DIRECTIONS: What follows is a listing; give it again exactly, in its entirety.

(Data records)
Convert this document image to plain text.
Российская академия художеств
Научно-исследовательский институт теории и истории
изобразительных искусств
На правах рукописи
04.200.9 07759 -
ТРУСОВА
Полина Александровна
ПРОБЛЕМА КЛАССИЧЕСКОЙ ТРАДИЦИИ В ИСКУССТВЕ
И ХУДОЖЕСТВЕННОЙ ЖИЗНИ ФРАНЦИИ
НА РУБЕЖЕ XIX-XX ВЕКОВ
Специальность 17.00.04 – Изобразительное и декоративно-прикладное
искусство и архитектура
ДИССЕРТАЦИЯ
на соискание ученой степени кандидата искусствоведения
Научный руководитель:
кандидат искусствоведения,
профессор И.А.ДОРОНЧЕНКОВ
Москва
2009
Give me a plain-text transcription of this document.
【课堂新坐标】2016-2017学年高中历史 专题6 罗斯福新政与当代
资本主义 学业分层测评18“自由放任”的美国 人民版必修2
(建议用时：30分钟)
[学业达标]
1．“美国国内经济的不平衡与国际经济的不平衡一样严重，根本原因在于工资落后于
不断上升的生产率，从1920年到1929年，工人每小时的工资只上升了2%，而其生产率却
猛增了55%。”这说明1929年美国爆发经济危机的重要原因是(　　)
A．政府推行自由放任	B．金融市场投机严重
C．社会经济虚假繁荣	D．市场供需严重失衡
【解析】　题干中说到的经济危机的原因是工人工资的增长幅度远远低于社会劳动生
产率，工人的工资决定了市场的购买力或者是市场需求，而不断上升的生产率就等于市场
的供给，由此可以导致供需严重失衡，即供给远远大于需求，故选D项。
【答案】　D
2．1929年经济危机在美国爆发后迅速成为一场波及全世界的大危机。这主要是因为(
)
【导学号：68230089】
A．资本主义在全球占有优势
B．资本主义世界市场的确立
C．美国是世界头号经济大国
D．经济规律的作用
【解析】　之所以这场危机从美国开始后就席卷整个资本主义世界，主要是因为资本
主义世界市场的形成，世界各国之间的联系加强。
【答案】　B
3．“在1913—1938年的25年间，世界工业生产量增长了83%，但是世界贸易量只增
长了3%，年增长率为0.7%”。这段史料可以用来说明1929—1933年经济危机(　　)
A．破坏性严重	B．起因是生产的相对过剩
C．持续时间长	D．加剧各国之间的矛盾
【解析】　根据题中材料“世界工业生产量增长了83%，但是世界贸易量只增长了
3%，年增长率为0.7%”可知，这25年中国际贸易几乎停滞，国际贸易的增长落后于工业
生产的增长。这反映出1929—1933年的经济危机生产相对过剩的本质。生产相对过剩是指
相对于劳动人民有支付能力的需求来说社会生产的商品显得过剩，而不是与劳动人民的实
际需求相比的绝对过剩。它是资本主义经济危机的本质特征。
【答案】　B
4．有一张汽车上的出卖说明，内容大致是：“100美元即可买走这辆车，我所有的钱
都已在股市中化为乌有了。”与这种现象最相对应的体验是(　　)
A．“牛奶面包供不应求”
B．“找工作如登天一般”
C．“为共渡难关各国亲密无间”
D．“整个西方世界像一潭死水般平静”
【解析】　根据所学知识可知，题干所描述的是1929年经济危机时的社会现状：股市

WRITTEN REPLY:
Convert this document image to plain text.
Российская академия художеств
Научно-исследовательский институт теории и истории
изобразительных искусств
На правах рукописи
04.200.9 07759 -
ТРУСОВА
Полина Александровна
ПРОБЛЕМА КЛАССИЧЕСКОЙ ТРАДИЦИИ В ИСКУССТВЕ
И ХУДОЖЕСТВЕННОЙ ЖИЗНИ ФРАНЦИИ
НА РУБЕЖЕ XIX-XX ВЕКОВ
Специальность 17.00.04 – Изобразительное и декоративно-прикладное
искусство и архитектура
ДИССЕРТАЦИЯ
на соискание ученой степени кандидата искусствоведения
Научный руководитель:
кандидат искусствоведения,
профессор И.А.ДОРОНЧЕНКОВ
Москва
2009
Give me a plain-text transcription of this document.
【课堂新坐标】2016-2017学年高中历史 专题6 罗斯福新政与当代
资本主义 学业分层测评18“自由放任”的美国 人民版必修2
(建议用时：30分钟)
[学业达标]
1．“美国国内经济的不平衡与国际经济的不平衡一样严重，根本原因在于工资落后于
不断上升的生产率，从1920年到1929年，工人每小时的工资只上升了2%，而其生产率却
猛增了55%。”这说明1929年美国爆发经济危机的重要原因是(　　)
A．政府推行自由放任	B．金融市场投机严重
C．社会经济虚假繁荣	D．市场供需严重失衡
【解析】　题干中说到的经济危机的原因是工人工资的增长幅度远远低于社会劳动生
产率，工人的工资决定了市场的购买力或者是市场需求，而不断上升的生产率就等于市场
的供给，由此可以导致供需严重失衡，即供给远远大于需求，故选D项。
【答案】　D
2．1929年经济危机在美国爆发后迅速成为一场波及全世界的大危机。这主要是因为(
)
【导学号：68230089】
A．资本主义在全球占有优势
B．资本主义世界市场的确立
C．美国是世界头号经济大国
D．经济规律的作用
【解析】　之所以这场危机从美国开始后就席卷整个资本主义世界，主要是因为资本
主义世界市场的形成，世界各国之间的联系加强。
【答案】　B
3．“在1913—1938年的25年间，世界工业生产量增长了83%，但是世界贸易量只增
长了3%，年增长率为0.7%”。这段史料可以用来说明1929—1933年经济危机(　　)
A．破坏性严重	B．起因是生产的相对过剩
C．持续时间长	D．加剧各国之间的矛盾
【解析】　根据题中材料“世界工业生产量增长了83%，但是世界贸易量只增长了
3%，年增长率为0.7%”可知，这25年中国际贸易几乎停滞，国际贸易的增长落后于工业
生产的增长。这反映出1929—1933年的经济危机生产相对过剩的本质。生产相对过剩是指
相对于劳动人民有支付能力的需求来说社会生产的商品显得过剩，而不是与劳动人民的实
际需求相比的绝对过剩。它是资本主义经济危机的本质特征。
【答案】　B
4．有一张汽车上的出卖说明，内容大致是：“100美元即可买走这辆车，我所有的钱
都已在股市中化为乌有了。”与这种现象最相对应的体验是(　　)
A．“牛奶面包供不应求”
B．“找工作如登天一般”
C．“为共渡难关各国亲密无间”
D．“整个西方世界像一潭死水般平静”
【解析】　根据所学知识可知，题干所描述的是1929年经济危机时的社会现状：股市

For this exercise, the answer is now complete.